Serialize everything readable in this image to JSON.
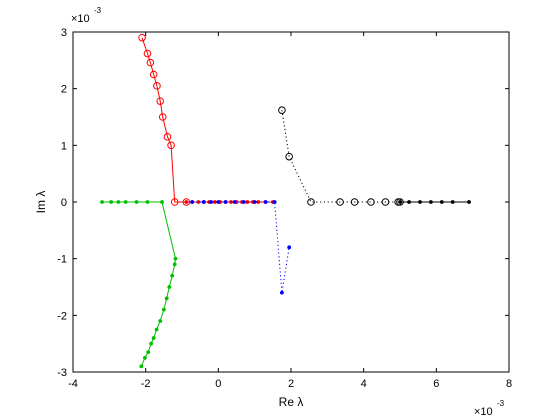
{
  "chart_data": {
    "type": "scatter",
    "title": "",
    "xlabel": "Re λ",
    "ylabel": "Im λ",
    "xlim": [
      -4,
      8
    ],
    "ylim": [
      -3,
      3
    ],
    "xticks": [
      -4,
      -2,
      0,
      2,
      4,
      6,
      8
    ],
    "yticks": [
      -3,
      -2,
      -1,
      0,
      1,
      2,
      3
    ],
    "x_exponent_label": "×10",
    "x_exponent": "-3",
    "y_exponent_label": "×10",
    "y_exponent": "-3",
    "grid": false,
    "legend": "none",
    "series": [
      {
        "color": "#ff0000",
        "marker": "circle",
        "line": "solid",
        "x": [
          -2.1,
          -1.95,
          -1.87,
          -1.78,
          -1.69,
          -1.6,
          -1.53,
          -1.4,
          -1.3,
          -1.2,
          -0.88
        ],
        "y": [
          2.9,
          2.62,
          2.46,
          2.25,
          2.05,
          1.78,
          1.5,
          1.15,
          1.0,
          0.0,
          0.0
        ]
      },
      {
        "color": "#ff0000",
        "marker": "dot",
        "line": "solid",
        "x": [
          -0.88,
          -0.72,
          -0.55,
          -0.4,
          -0.25,
          -0.1,
          0.05,
          0.2,
          0.35,
          0.5,
          0.65,
          0.8,
          0.95,
          1.1,
          1.3,
          1.5
        ],
        "y": [
          0,
          0,
          0,
          0,
          0,
          0,
          0,
          0,
          0,
          0,
          0,
          0,
          0,
          0,
          0,
          0
        ]
      },
      {
        "color": "#0000ff",
        "marker": "dot",
        "line": "dotted",
        "x": [
          -0.72,
          -0.4,
          -0.2,
          0.0,
          0.2,
          0.45,
          0.7,
          1.0,
          1.3,
          1.55,
          1.75,
          1.95
        ],
        "y": [
          0,
          0,
          0,
          0,
          0,
          0,
          0,
          0,
          0,
          0,
          -1.6,
          -0.8
        ]
      },
      {
        "color": "#00c000",
        "marker": "dot",
        "line": "solid",
        "x": [
          -3.2,
          -2.95,
          -2.75,
          -2.55,
          -2.25,
          -1.95,
          -1.55,
          -1.18,
          -1.2,
          -1.27,
          -1.35,
          -1.42,
          -1.5,
          -1.6,
          -1.7,
          -1.78,
          -1.85,
          -1.93,
          -2.02,
          -2.12
        ],
        "y": [
          0,
          0,
          0,
          0,
          0,
          0,
          0,
          -1.0,
          -1.1,
          -1.3,
          -1.5,
          -1.7,
          -1.9,
          -2.1,
          -2.25,
          -2.4,
          -2.5,
          -2.65,
          -2.75,
          -2.9
        ]
      },
      {
        "color": "#000000",
        "marker": "circle",
        "line": "dotted",
        "x": [
          1.75,
          1.95,
          2.55,
          3.35,
          3.75,
          4.2,
          4.6,
          4.95,
          5.0
        ],
        "y": [
          1.62,
          0.8,
          0.0,
          0.0,
          0.0,
          0.0,
          0.0,
          0.0,
          0.0
        ]
      },
      {
        "color": "#000000",
        "marker": "dot",
        "line": "solid",
        "x": [
          5.0,
          5.25,
          5.55,
          5.85,
          6.15,
          6.45,
          6.9
        ],
        "y": [
          0,
          0,
          0,
          0,
          0,
          0,
          0
        ]
      }
    ]
  }
}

Work required >>
Above are records with pictures; repeat the records exactly and leave the pictures out.

Result of the exercise >>
Serialize everything readable in this image to JSON.
{
  "chart_data": {
    "type": "scatter",
    "title": "",
    "xlabel": "Re λ",
    "ylabel": "Im λ",
    "xlim": [
      -4,
      8
    ],
    "ylim": [
      -3,
      3
    ],
    "xticks": [
      -4,
      -2,
      0,
      2,
      4,
      6,
      8
    ],
    "yticks": [
      -3,
      -2,
      -1,
      0,
      1,
      2,
      3
    ],
    "x_exponent_label": "×10",
    "x_exponent": "-3",
    "y_exponent_label": "×10",
    "y_exponent": "-3",
    "grid": false,
    "legend": "none",
    "series": [
      {
        "color": "#ff0000",
        "marker": "circle",
        "line": "solid",
        "x": [
          -2.1,
          -1.95,
          -1.87,
          -1.78,
          -1.69,
          -1.6,
          -1.53,
          -1.4,
          -1.3,
          -1.2,
          -0.88
        ],
        "y": [
          2.9,
          2.62,
          2.46,
          2.25,
          2.05,
          1.78,
          1.5,
          1.15,
          1.0,
          0.0,
          0.0
        ]
      },
      {
        "color": "#ff0000",
        "marker": "dot",
        "line": "solid",
        "x": [
          -0.88,
          -0.72,
          -0.55,
          -0.4,
          -0.25,
          -0.1,
          0.05,
          0.2,
          0.35,
          0.5,
          0.65,
          0.8,
          0.95,
          1.1,
          1.3,
          1.5
        ],
        "y": [
          0,
          0,
          0,
          0,
          0,
          0,
          0,
          0,
          0,
          0,
          0,
          0,
          0,
          0,
          0,
          0
        ]
      },
      {
        "color": "#0000ff",
        "marker": "dot",
        "line": "dotted",
        "x": [
          -0.72,
          -0.4,
          -0.2,
          0.0,
          0.2,
          0.45,
          0.7,
          1.0,
          1.3,
          1.55,
          1.75,
          1.95
        ],
        "y": [
          0,
          0,
          0,
          0,
          0,
          0,
          0,
          0,
          0,
          0,
          -1.6,
          -0.8
        ]
      },
      {
        "color": "#00c000",
        "marker": "dot",
        "line": "solid",
        "x": [
          -3.2,
          -2.95,
          -2.75,
          -2.55,
          -2.25,
          -1.95,
          -1.55,
          -1.18,
          -1.2,
          -1.27,
          -1.35,
          -1.42,
          -1.5,
          -1.6,
          -1.7,
          -1.78,
          -1.85,
          -1.93,
          -2.02,
          -2.12
        ],
        "y": [
          0,
          0,
          0,
          0,
          0,
          0,
          0,
          -1.0,
          -1.1,
          -1.3,
          -1.5,
          -1.7,
          -1.9,
          -2.1,
          -2.25,
          -2.4,
          -2.5,
          -2.65,
          -2.75,
          -2.9
        ]
      },
      {
        "color": "#000000",
        "marker": "circle",
        "line": "dotted",
        "x": [
          1.75,
          1.95,
          2.55,
          3.35,
          3.75,
          4.2,
          4.6,
          4.95,
          5.0
        ],
        "y": [
          1.62,
          0.8,
          0.0,
          0.0,
          0.0,
          0.0,
          0.0,
          0.0,
          0.0
        ]
      },
      {
        "color": "#000000",
        "marker": "dot",
        "line": "solid",
        "x": [
          5.0,
          5.25,
          5.55,
          5.85,
          6.15,
          6.45,
          6.9
        ],
        "y": [
          0,
          0,
          0,
          0,
          0,
          0,
          0
        ]
      }
    ]
  }
}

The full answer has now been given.